_Exercise:_ Isolate every line in the data with the string "ZipAtlas" and copy it.

Records from a collection:
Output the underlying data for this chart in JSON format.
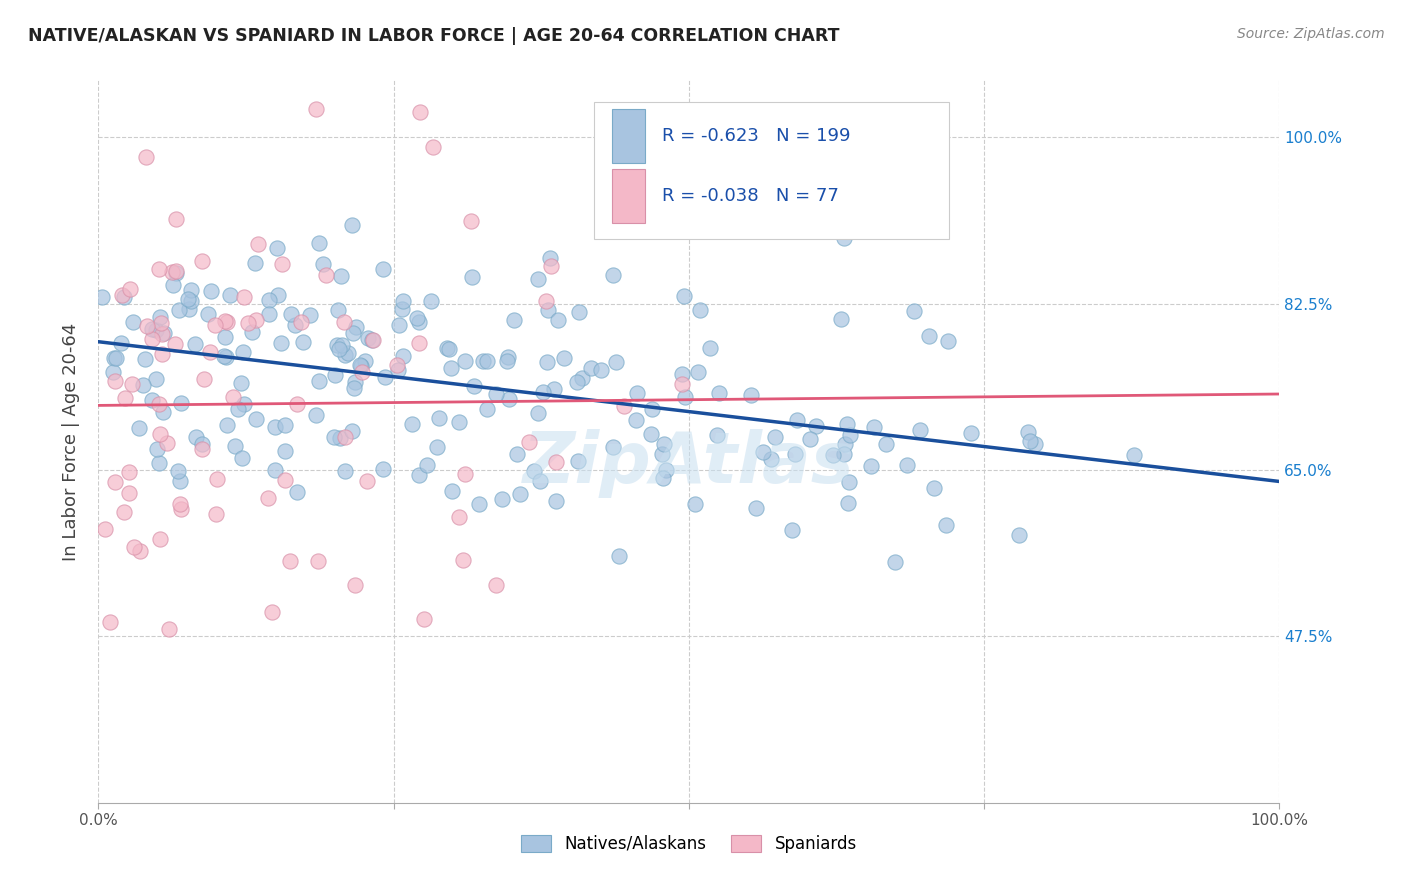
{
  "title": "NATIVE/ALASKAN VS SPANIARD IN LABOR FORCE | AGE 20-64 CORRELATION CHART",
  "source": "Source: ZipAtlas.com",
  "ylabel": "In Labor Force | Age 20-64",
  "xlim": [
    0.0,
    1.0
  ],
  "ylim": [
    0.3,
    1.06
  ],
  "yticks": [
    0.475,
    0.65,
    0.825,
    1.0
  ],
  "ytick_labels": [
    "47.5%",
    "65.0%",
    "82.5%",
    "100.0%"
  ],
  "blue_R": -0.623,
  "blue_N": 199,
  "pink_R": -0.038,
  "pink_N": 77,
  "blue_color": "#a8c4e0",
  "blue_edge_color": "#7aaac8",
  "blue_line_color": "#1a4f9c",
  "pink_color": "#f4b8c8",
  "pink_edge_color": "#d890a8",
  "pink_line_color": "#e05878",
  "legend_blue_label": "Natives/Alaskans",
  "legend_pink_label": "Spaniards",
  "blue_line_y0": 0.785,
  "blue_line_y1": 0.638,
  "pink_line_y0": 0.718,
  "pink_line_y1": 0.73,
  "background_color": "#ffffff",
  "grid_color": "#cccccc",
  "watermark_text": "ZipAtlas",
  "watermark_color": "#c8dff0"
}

_The result:_
  "source": "Source: ZipAtlas.com",
  "watermark_text": "ZipAtlas",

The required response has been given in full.